* _WHAT THE EXERCISE ASKS_
Copy out the data exactly, leaving the pictures behind.

* _RECORDS PROVIDED_
+ + + +

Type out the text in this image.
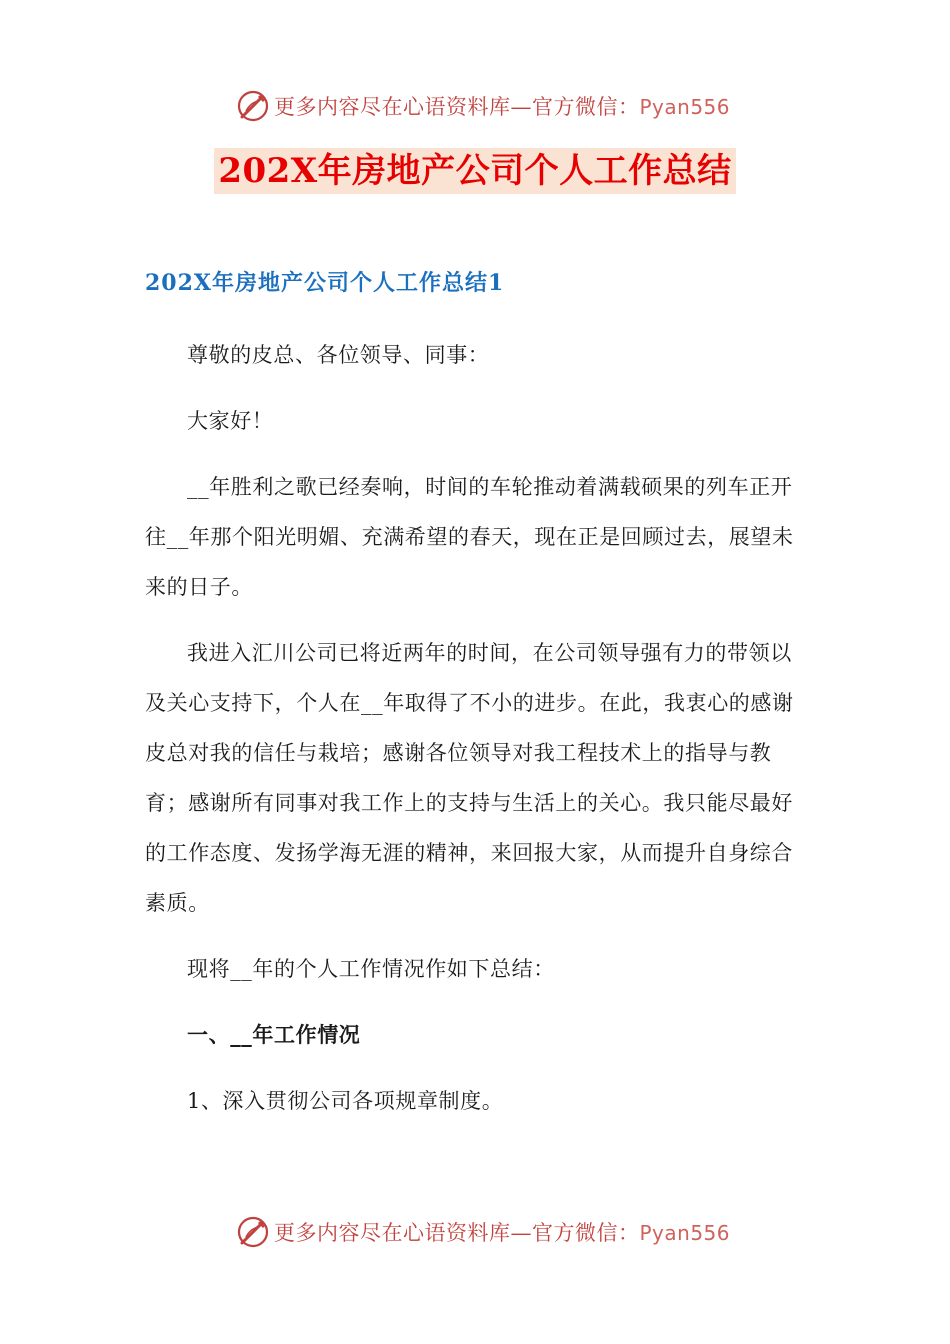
更多内容尽在心语资料库—官方微信：Pyan556
202X年房地产公司个人工作总结
202X年房地产公司个人工作总结1

尊敬的皮总、各位领导、同事：

大家好！

__年胜利之歌已经奏响，时间的车轮推动着满载硕果的列车正开往__年那个阳光明媚、充满希望的春天，现在正是回顾过去，展望未来的日子。

我进入汇川公司已将近两年的时间，在公司领导强有力的带领以及关心支持下，个人在__年取得了不小的进步。在此，我衷心的感谢皮总对我的信任与栽培；感谢各位领导对我工程技术上的指导与教育；感谢所有同事对我工作上的支持与生活上的关心。我只能尽最好的工作态度、发扬学海无涯的精神，来回报大家，从而提升自身综合素质。

现将__年的个人工作情况作如下总结：

一、__年工作情况

1、深入贯彻公司各项规章制度。

更多内容尽在心语资料库—官方微信：Pyan556
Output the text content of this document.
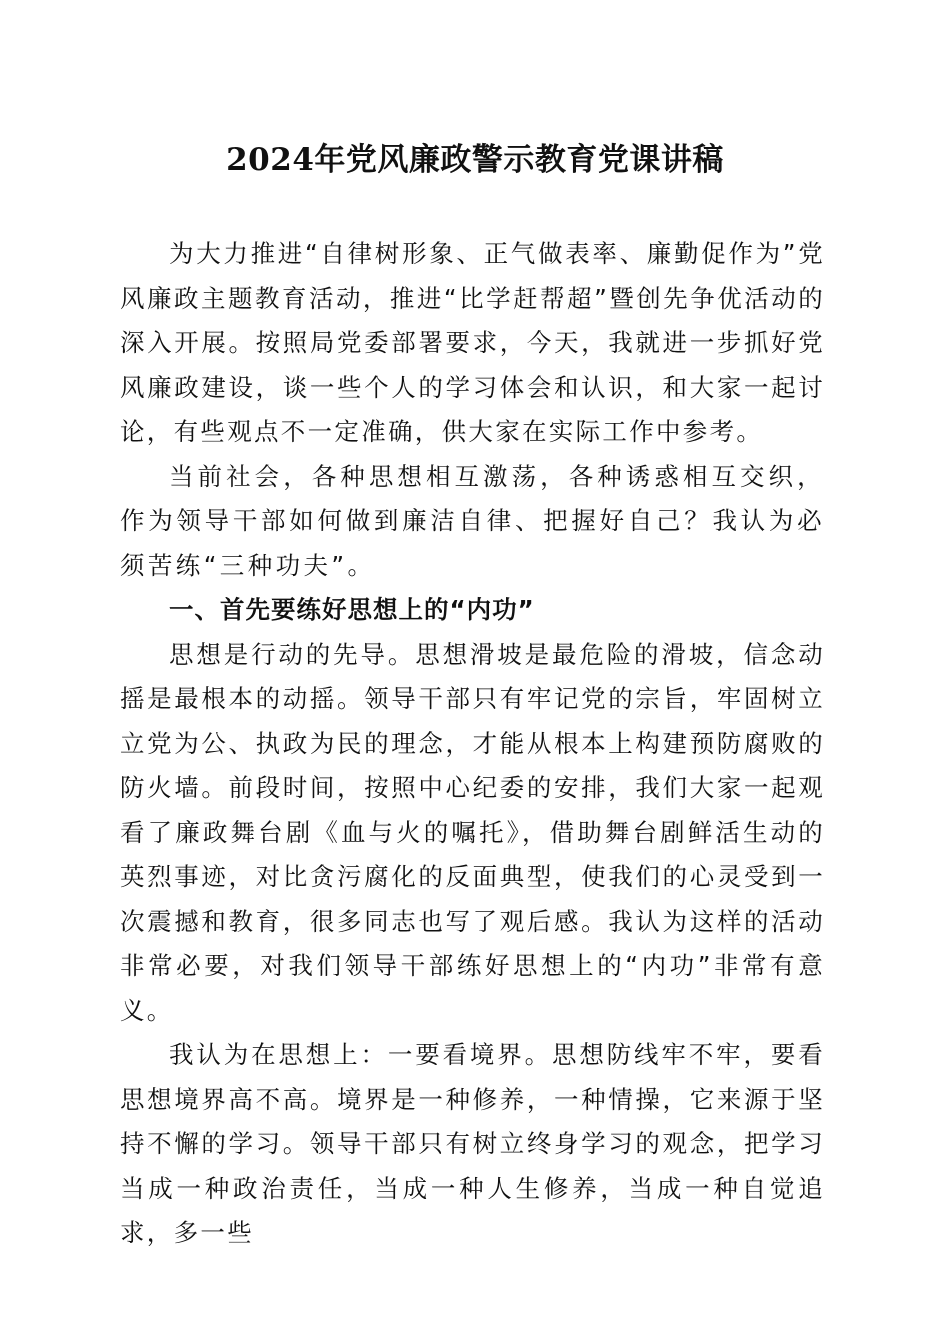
2024年党风廉政警示教育党课讲稿

为大力推进“自律树形象、正气做表率、廉勤促作为”党风廉政主题教育活动，推进“比学赶帮超”暨创先争优活动的深入开展。按照局党委部署要求，今天，我就进一步抓好党风廉政建设，谈一些个人的学习体会和认识，和大家一起讨论，有些观点不一定准确，供大家在实际工作中参考。

当前社会，各种思想相互激荡，各种诱惑相互交织，作为领导干部如何做到廉洁自律、把握好自己？我认为必须苦练“三种功夫”。

一、首先要练好思想上的“内功”

思想是行动的先导。思想滑坡是最危险的滑坡，信念动摇是最根本的动摇。领导干部只有牢记党的宗旨，牢固树立立党为公、执政为民的理念，才能从根本上构建预防腐败的防火墙。前段时间，按照中心纪委的安排，我们大家一起观看了廉政舞台剧《血与火的嘱托》，借助舞台剧鲜活生动的英烈事迹，对比贪污腐化的反面典型，使我们的心灵受到一次震撼和教育，很多同志也写了观后感。我认为这样的活动非常必要，对我们领导干部练好思想上的“内功”非常有意义。

我认为在思想上：一要看境界。思想防线牢不牢，要看思想境界高不高。境界是一种修养，一种情操，它来源于坚持不懈的学习。领导干部只有树立终身学习的观念，把学习当成一种政治责任，当成一种人生修养，当成一种自觉追求，多一些
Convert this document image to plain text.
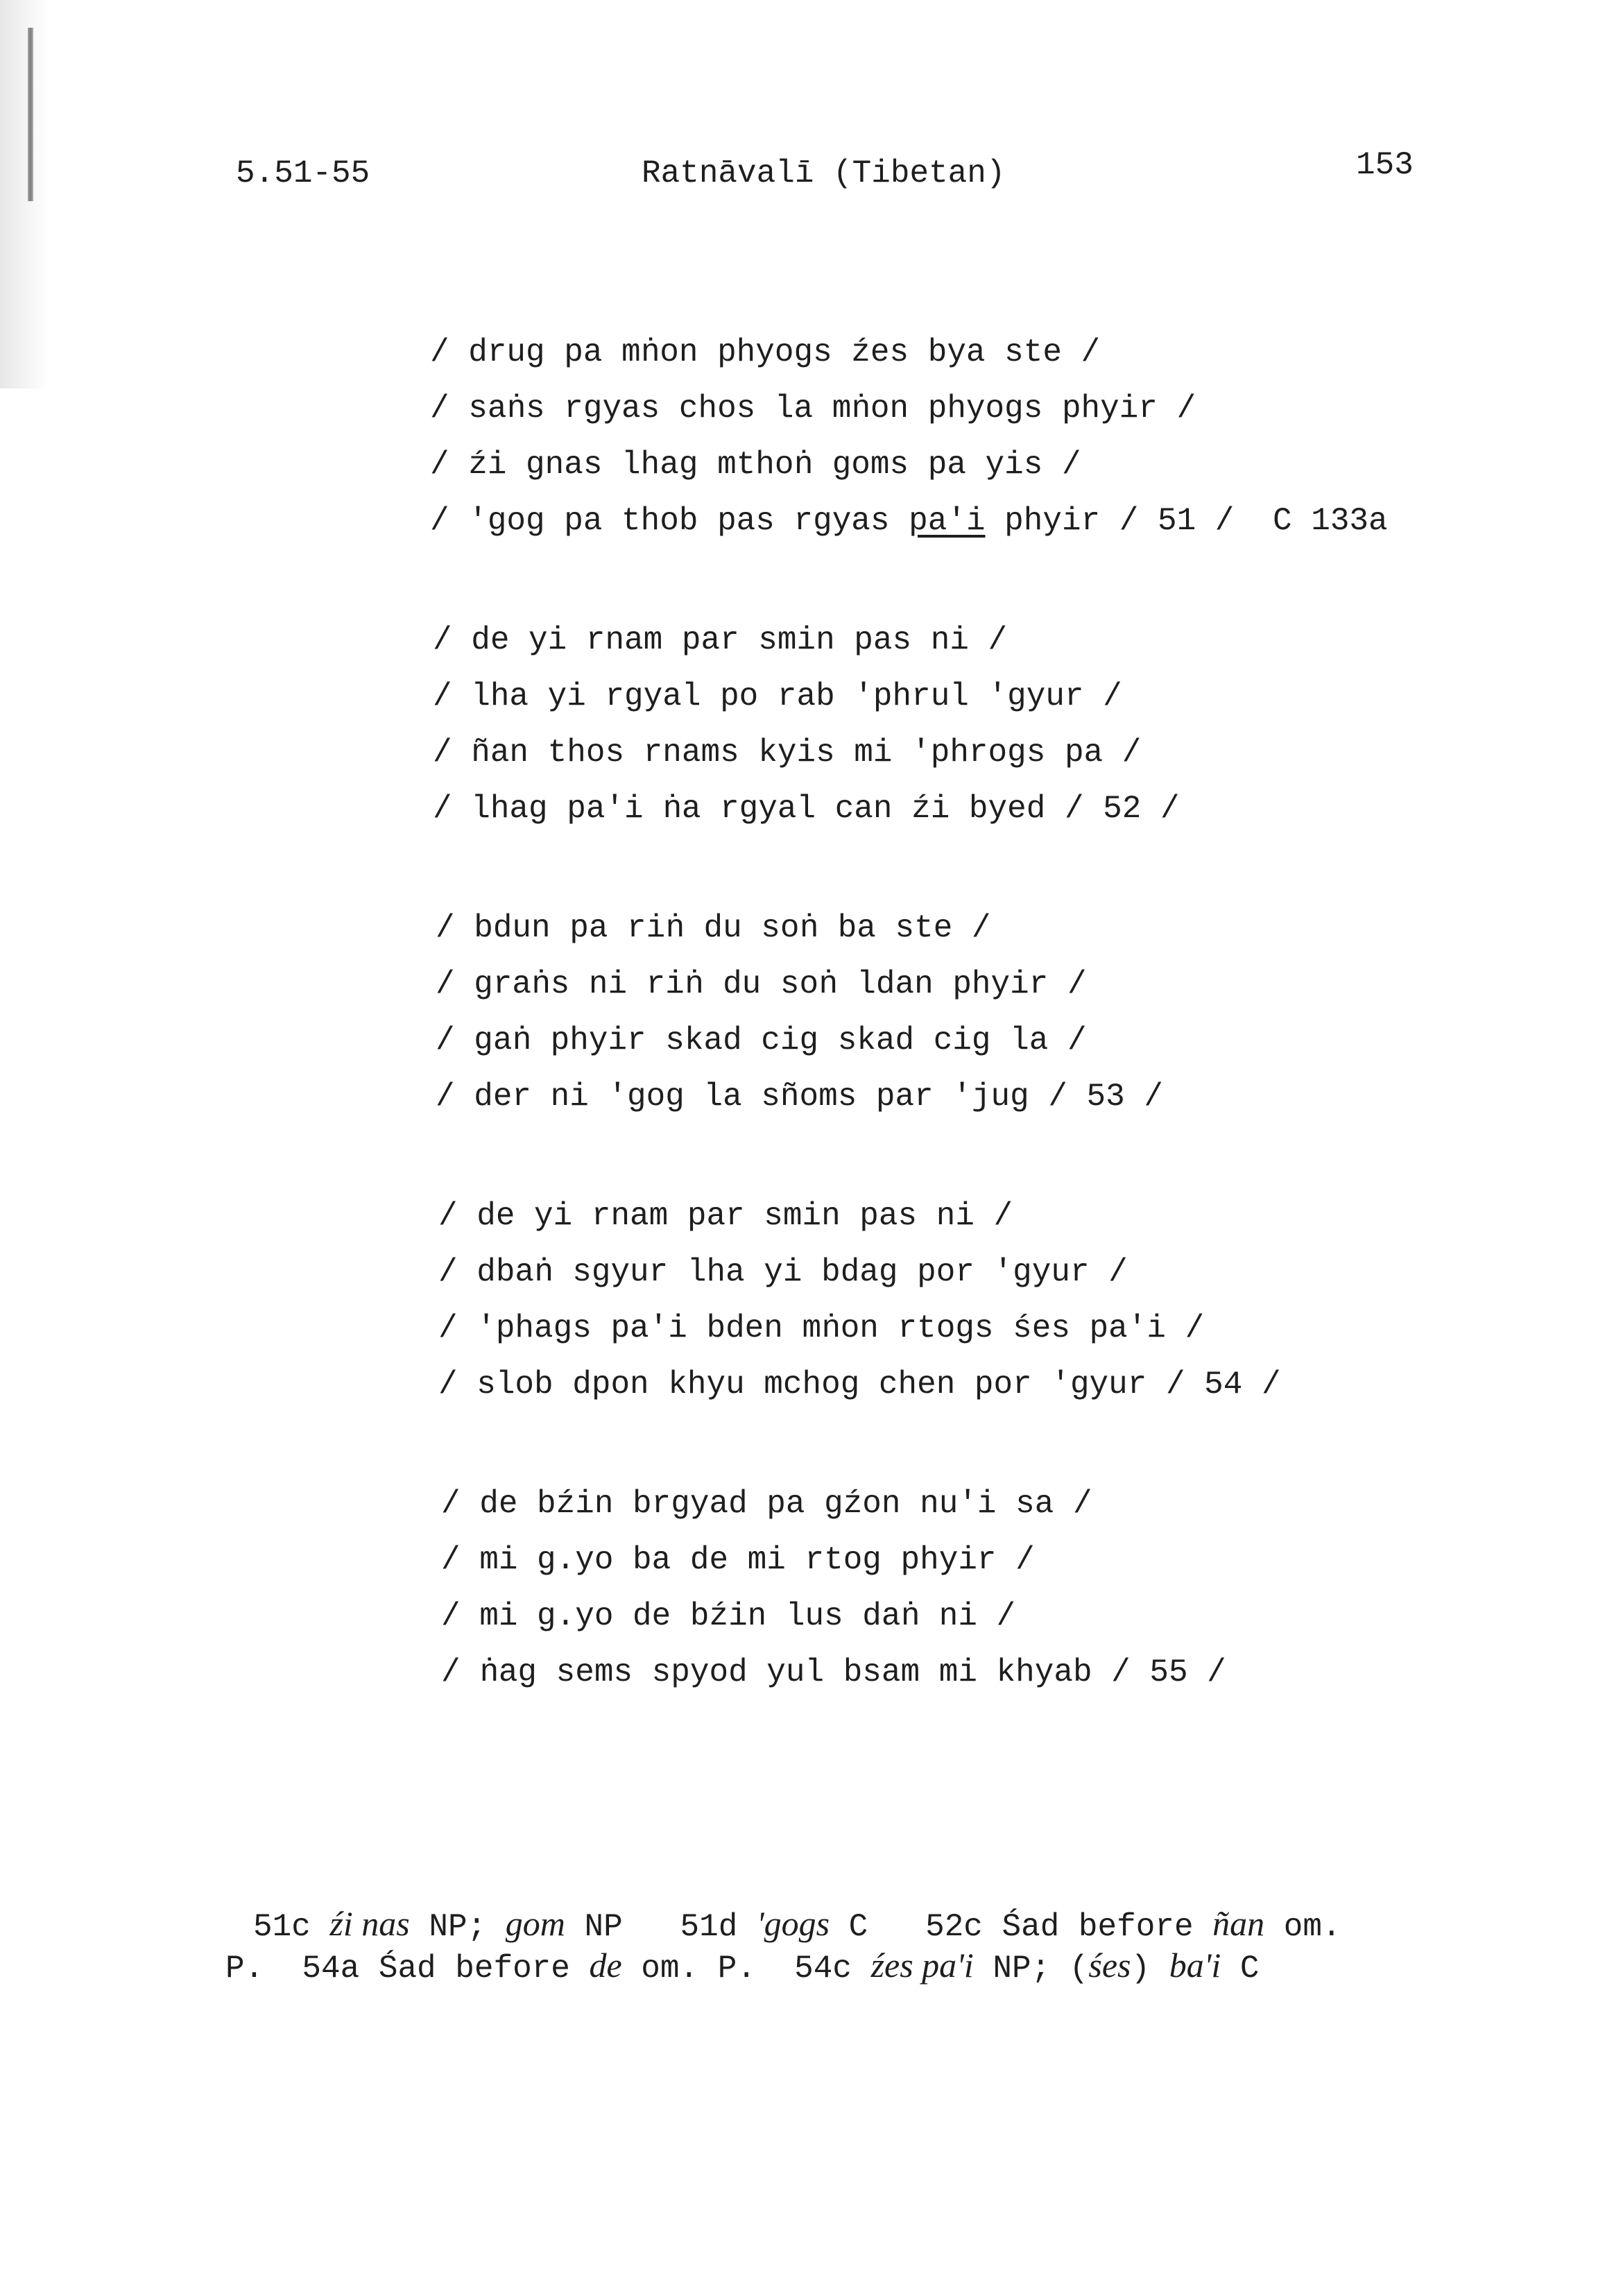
5.51-55	Ratnāvalī (Tibetan)	153
/ drug pa mṅon phyogs źes bya ste /
/ saṅs rgyas chos la mṅon phyogs phyir /
/ źi gnas lhag mthoṅ goms pa yis /
/ 'gog pa thob pas rgyas pa'i phyir / 51 / C 133a
/ de yi rnam par smin pas ni /
/ lha yi rgyal po rab 'phrul 'gyur /
/ ñan thos rnams kyis mi 'phrogs pa /
/ lhag pa'i ṅa rgyal can źi byed / 52 /
/ bdun pa riṅ du soṅ ba ste /
/ graṅs ni riṅ du soṅ ldan phyir /
/ gaṅ phyir skad cig skad cig la /
/ der ni 'gog la sñoms par 'jug / 53 /
/ de yi rnam par smin pas ni /
/ dbaṅ sgyur lha yi bdag por 'gyur /
/ 'phags pa'i bden mṅon rtogs śes pa'i /
/ slob dpon khyu mchog chen por 'gyur / 54 /
/ de bźin brgyad pa gźon nu'i sa /
/ mi g.yo ba de mi rtog phyir /
/ mi g.yo de bźin lus daṅ ni /
/ ṅag sems spyod yul bsam mi khyab / 55 /
51c źi nas NP; gom NP   51d 'gogs C   52c Śad before ñan om.
P.  54a Śad before de om. P.  54c źes pa'i NP; (śes) ba'i C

+ + + +

* _SOLUTION_
Type out the text in this image.
更多内容尽在心语资料库—官方微信：Pyan556
202X年房地产公司个人工作总结
202X年房地产公司个人工作总结1

尊敬的皮总、各位领导、同事：

大家好！

__年胜利之歌已经奏响，时间的车轮推动着满载硕果的列车正开往__年那个阳光明媚、充满希望的春天，现在正是回顾过去，展望未来的日子。

我进入汇川公司已将近两年的时间，在公司领导强有力的带领以及关心支持下，个人在__年取得了不小的进步。在此，我衷心的感谢皮总对我的信任与栽培；感谢各位领导对我工程技术上的指导与教育；感谢所有同事对我工作上的支持与生活上的关心。我只能尽最好的工作态度、发扬学海无涯的精神，来回报大家，从而提升自身综合素质。

现将__年的个人工作情况作如下总结：

一、__年工作情况

1、深入贯彻公司各项规章制度。

更多内容尽在心语资料库—官方微信：Pyan556
Output the text content of this document.
2024年党风廉政警示教育党课讲稿

为大力推进“自律树形象、正气做表率、廉勤促作为”党风廉政主题教育活动，推进“比学赶帮超”暨创先争优活动的深入开展。按照局党委部署要求，今天，我就进一步抓好党风廉政建设，谈一些个人的学习体会和认识，和大家一起讨论，有些观点不一定准确，供大家在实际工作中参考。

当前社会，各种思想相互激荡，各种诱惑相互交织，作为领导干部如何做到廉洁自律、把握好自己？我认为必须苦练“三种功夫”。

一、首先要练好思想上的“内功”

思想是行动的先导。思想滑坡是最危险的滑坡，信念动摇是最根本的动摇。领导干部只有牢记党的宗旨，牢固树立立党为公、执政为民的理念，才能从根本上构建预防腐败的防火墙。前段时间，按照中心纪委的安排，我们大家一起观看了廉政舞台剧《血与火的嘱托》，借助舞台剧鲜活生动的英烈事迹，对比贪污腐化的反面典型，使我们的心灵受到一次震撼和教育，很多同志也写了观后感。我认为这样的活动非常必要，对我们领导干部练好思想上的“内功”非常有意义。

我认为在思想上：一要看境界。思想防线牢不牢，要看思想境界高不高。境界是一种修养，一种情操，它来源于坚持不懈的学习。领导干部只有树立终身学习的观念，把学习当成一种政治责任，当成一种人生修养，当成一种自觉追求，多一些
Convert this document image to plain text.
5.51-55	Ratnāvalī (Tibetan)	153
/ drug pa mṅon phyogs źes bya ste /
/ saṅs rgyas chos la mṅon phyogs phyir /
/ źi gnas lhag mthoṅ goms pa yis /
/ 'gog pa thob pas rgyas pa'i phyir / 51 / C 133a
/ de yi rnam par smin pas ni /
/ lha yi rgyal po rab 'phrul 'gyur /
/ ñan thos rnams kyis mi 'phrogs pa /
/ lhag pa'i ṅa rgyal can źi byed / 52 /
/ bdun pa riṅ du soṅ ba ste /
/ graṅs ni riṅ du soṅ ldan phyir /
/ gaṅ phyir skad cig skad cig la /
/ der ni 'gog la sñoms par 'jug / 53 /
/ de yi rnam par smin pas ni /
/ dbaṅ sgyur lha yi bdag por 'gyur /
/ 'phags pa'i bden mṅon rtogs śes pa'i /
/ slob dpon khyu mchog chen por 'gyur / 54 /
/ de bźin brgyad pa gźon nu'i sa /
/ mi g.yo ba de mi rtog phyir /
/ mi g.yo de bźin lus daṅ ni /
/ ṅag sems spyod yul bsam mi khyab / 55 /
51c źi nas NP; gom NP   51d 'gogs C   52c Śad before ñan om.
P.  54a Śad before de om. P.  54c źes pa'i NP; (śes) ba'i C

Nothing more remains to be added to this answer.